Stored records
※ ※ ※

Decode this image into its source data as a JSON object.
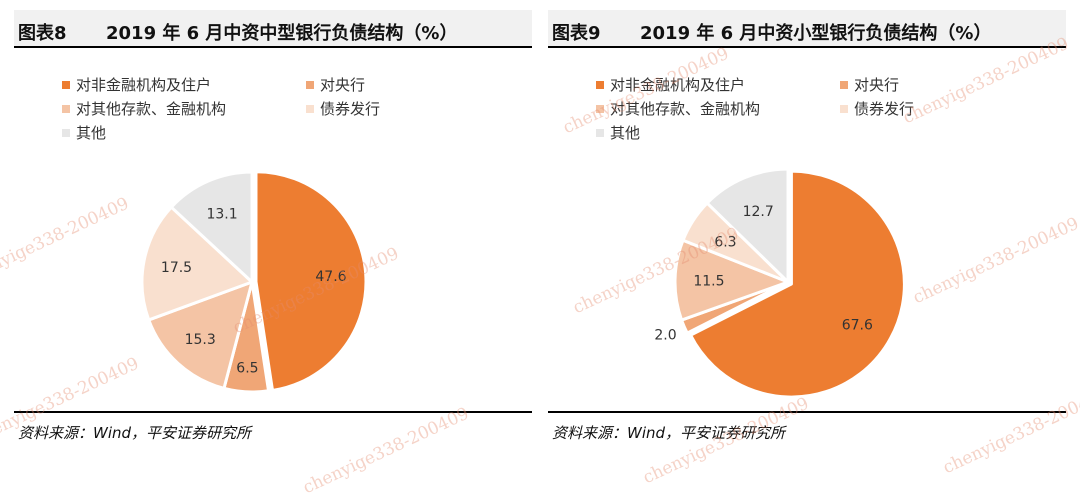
{
  "watermark": "chenyige338-200409",
  "charts": [
    {
      "fig_label": "图表8",
      "title": "2019 年 6 月中资中型银行负债结构（%）",
      "source": "资料来源：Wind，平安证券研究所"
    },
    {
      "fig_label": "图表9",
      "title": "2019 年 6 月中资小型银行负债结构（%）",
      "source": "资料来源：Wind，平安证券研究所"
    }
  ],
  "chart_data": [
    {
      "type": "pie",
      "title": "2019 年 6 月中资中型银行负债结构（%）",
      "legend": [
        "对非金融机构及住户",
        "对央行",
        "对其他存款、金融机构",
        "债券发行",
        "其他"
      ],
      "legend_placement": "top",
      "values": [
        47.6,
        6.5,
        15.3,
        17.5,
        13.1
      ],
      "labels": [
        "47.6",
        "6.5",
        "15.3",
        "17.5",
        "13.1"
      ],
      "colors": [
        "#ed7d31",
        "#f0a676",
        "#f4c4a5",
        "#f9e0cf",
        "#e6e6e6"
      ]
    },
    {
      "type": "pie",
      "title": "2019 年 6 月中资小型银行负债结构（%）",
      "legend": [
        "对非金融机构及住户",
        "对央行",
        "对其他存款、金融机构",
        "债券发行",
        "其他"
      ],
      "legend_placement": "top",
      "values": [
        67.6,
        2.0,
        11.5,
        6.3,
        12.7
      ],
      "labels": [
        "67.6",
        "2.0",
        "11.5",
        "6.3",
        "12.7"
      ],
      "colors": [
        "#ed7d31",
        "#f0a676",
        "#f4c4a5",
        "#f9e0cf",
        "#e6e6e6"
      ]
    }
  ]
}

※ ※ ※

Exercise directions
Every record above should be written out again without change, except that the pictures are left out.

Full solution
Decode this image into its source data as a JSON object.
{
  "watermark": "chenyige338-200409",
  "charts": [
    {
      "fig_label": "图表8",
      "title": "2019 年 6 月中资中型银行负债结构（%）",
      "source": "资料来源：Wind，平安证券研究所"
    },
    {
      "fig_label": "图表9",
      "title": "2019 年 6 月中资小型银行负债结构（%）",
      "source": "资料来源：Wind，平安证券研究所"
    }
  ],
  "chart_data": [
    {
      "type": "pie",
      "title": "2019 年 6 月中资中型银行负债结构（%）",
      "legend": [
        "对非金融机构及住户",
        "对央行",
        "对其他存款、金融机构",
        "债券发行",
        "其他"
      ],
      "legend_placement": "top",
      "values": [
        47.6,
        6.5,
        15.3,
        17.5,
        13.1
      ],
      "labels": [
        "47.6",
        "6.5",
        "15.3",
        "17.5",
        "13.1"
      ],
      "colors": [
        "#ed7d31",
        "#f0a676",
        "#f4c4a5",
        "#f9e0cf",
        "#e6e6e6"
      ]
    },
    {
      "type": "pie",
      "title": "2019 年 6 月中资小型银行负债结构（%）",
      "legend": [
        "对非金融机构及住户",
        "对央行",
        "对其他存款、金融机构",
        "债券发行",
        "其他"
      ],
      "legend_placement": "top",
      "values": [
        67.6,
        2.0,
        11.5,
        6.3,
        12.7
      ],
      "labels": [
        "67.6",
        "2.0",
        "11.5",
        "6.3",
        "12.7"
      ],
      "colors": [
        "#ed7d31",
        "#f0a676",
        "#f4c4a5",
        "#f9e0cf",
        "#e6e6e6"
      ]
    }
  ]
}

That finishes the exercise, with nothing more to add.